BEGIN
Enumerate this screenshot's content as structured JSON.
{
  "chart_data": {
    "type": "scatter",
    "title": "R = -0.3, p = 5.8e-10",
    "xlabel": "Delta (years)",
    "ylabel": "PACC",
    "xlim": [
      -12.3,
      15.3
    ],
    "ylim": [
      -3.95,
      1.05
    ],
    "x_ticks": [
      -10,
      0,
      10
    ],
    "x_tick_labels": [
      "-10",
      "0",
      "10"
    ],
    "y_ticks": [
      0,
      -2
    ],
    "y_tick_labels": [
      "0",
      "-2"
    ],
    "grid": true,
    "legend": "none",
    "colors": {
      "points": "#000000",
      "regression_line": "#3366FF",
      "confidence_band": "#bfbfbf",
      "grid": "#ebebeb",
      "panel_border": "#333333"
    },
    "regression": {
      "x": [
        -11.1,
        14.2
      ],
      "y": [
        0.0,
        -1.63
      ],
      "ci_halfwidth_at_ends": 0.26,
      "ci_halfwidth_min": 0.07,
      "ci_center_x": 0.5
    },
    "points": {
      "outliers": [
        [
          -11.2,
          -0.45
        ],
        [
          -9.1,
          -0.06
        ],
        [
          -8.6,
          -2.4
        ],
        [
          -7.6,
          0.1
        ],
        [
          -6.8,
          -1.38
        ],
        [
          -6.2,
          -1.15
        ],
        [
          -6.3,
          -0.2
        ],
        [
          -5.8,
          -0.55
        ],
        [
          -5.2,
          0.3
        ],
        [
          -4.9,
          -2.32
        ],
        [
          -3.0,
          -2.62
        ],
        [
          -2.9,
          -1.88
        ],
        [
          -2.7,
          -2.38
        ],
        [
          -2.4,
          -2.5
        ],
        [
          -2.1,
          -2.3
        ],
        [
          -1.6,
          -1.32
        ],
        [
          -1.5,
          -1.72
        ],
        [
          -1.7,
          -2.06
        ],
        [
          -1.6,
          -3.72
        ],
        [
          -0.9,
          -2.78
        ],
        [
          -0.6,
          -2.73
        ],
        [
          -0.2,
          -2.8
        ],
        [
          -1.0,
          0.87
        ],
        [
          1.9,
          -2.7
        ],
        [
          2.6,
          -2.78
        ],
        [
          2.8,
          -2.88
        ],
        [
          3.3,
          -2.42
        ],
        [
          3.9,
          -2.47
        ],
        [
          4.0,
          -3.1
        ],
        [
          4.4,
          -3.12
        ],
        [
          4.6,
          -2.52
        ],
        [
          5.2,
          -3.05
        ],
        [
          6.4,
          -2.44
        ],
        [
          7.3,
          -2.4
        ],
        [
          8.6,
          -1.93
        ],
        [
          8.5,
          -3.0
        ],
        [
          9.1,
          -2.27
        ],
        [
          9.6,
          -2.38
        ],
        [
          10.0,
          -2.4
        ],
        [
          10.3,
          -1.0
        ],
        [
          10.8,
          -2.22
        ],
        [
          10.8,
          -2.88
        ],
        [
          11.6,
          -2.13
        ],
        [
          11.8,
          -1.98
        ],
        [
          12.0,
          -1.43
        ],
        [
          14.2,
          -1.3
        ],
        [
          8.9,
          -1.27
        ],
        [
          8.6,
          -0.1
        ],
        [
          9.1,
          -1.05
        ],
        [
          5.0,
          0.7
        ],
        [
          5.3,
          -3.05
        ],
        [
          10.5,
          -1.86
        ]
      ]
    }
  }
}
END
WHAT THE TASK REQUIRES:
Repeat the material above in full, exactly as it stands.

TASK OUTPUT:
Enumerate this screenshot's content as structured JSON.
{
  "chart_data": {
    "type": "scatter",
    "title": "R = -0.3, p = 5.8e-10",
    "xlabel": "Delta (years)",
    "ylabel": "PACC",
    "xlim": [
      -12.3,
      15.3
    ],
    "ylim": [
      -3.95,
      1.05
    ],
    "x_ticks": [
      -10,
      0,
      10
    ],
    "x_tick_labels": [
      "-10",
      "0",
      "10"
    ],
    "y_ticks": [
      0,
      -2
    ],
    "y_tick_labels": [
      "0",
      "-2"
    ],
    "grid": true,
    "legend": "none",
    "colors": {
      "points": "#000000",
      "regression_line": "#3366FF",
      "confidence_band": "#bfbfbf",
      "grid": "#ebebeb",
      "panel_border": "#333333"
    },
    "regression": {
      "x": [
        -11.1,
        14.2
      ],
      "y": [
        0.0,
        -1.63
      ],
      "ci_halfwidth_at_ends": 0.26,
      "ci_halfwidth_min": 0.07,
      "ci_center_x": 0.5
    },
    "points": {
      "outliers": [
        [
          -11.2,
          -0.45
        ],
        [
          -9.1,
          -0.06
        ],
        [
          -8.6,
          -2.4
        ],
        [
          -7.6,
          0.1
        ],
        [
          -6.8,
          -1.38
        ],
        [
          -6.2,
          -1.15
        ],
        [
          -6.3,
          -0.2
        ],
        [
          -5.8,
          -0.55
        ],
        [
          -5.2,
          0.3
        ],
        [
          -4.9,
          -2.32
        ],
        [
          -3.0,
          -2.62
        ],
        [
          -2.9,
          -1.88
        ],
        [
          -2.7,
          -2.38
        ],
        [
          -2.4,
          -2.5
        ],
        [
          -2.1,
          -2.3
        ],
        [
          -1.6,
          -1.32
        ],
        [
          -1.5,
          -1.72
        ],
        [
          -1.7,
          -2.06
        ],
        [
          -1.6,
          -3.72
        ],
        [
          -0.9,
          -2.78
        ],
        [
          -0.6,
          -2.73
        ],
        [
          -0.2,
          -2.8
        ],
        [
          -1.0,
          0.87
        ],
        [
          1.9,
          -2.7
        ],
        [
          2.6,
          -2.78
        ],
        [
          2.8,
          -2.88
        ],
        [
          3.3,
          -2.42
        ],
        [
          3.9,
          -2.47
        ],
        [
          4.0,
          -3.1
        ],
        [
          4.4,
          -3.12
        ],
        [
          4.6,
          -2.52
        ],
        [
          5.2,
          -3.05
        ],
        [
          6.4,
          -2.44
        ],
        [
          7.3,
          -2.4
        ],
        [
          8.6,
          -1.93
        ],
        [
          8.5,
          -3.0
        ],
        [
          9.1,
          -2.27
        ],
        [
          9.6,
          -2.38
        ],
        [
          10.0,
          -2.4
        ],
        [
          10.3,
          -1.0
        ],
        [
          10.8,
          -2.22
        ],
        [
          10.8,
          -2.88
        ],
        [
          11.6,
          -2.13
        ],
        [
          11.8,
          -1.98
        ],
        [
          12.0,
          -1.43
        ],
        [
          14.2,
          -1.3
        ],
        [
          8.9,
          -1.27
        ],
        [
          8.6,
          -0.1
        ],
        [
          9.1,
          -1.05
        ],
        [
          5.0,
          0.7
        ],
        [
          5.3,
          -3.05
        ],
        [
          10.5,
          -1.86
        ]
      ]
    }
  }
}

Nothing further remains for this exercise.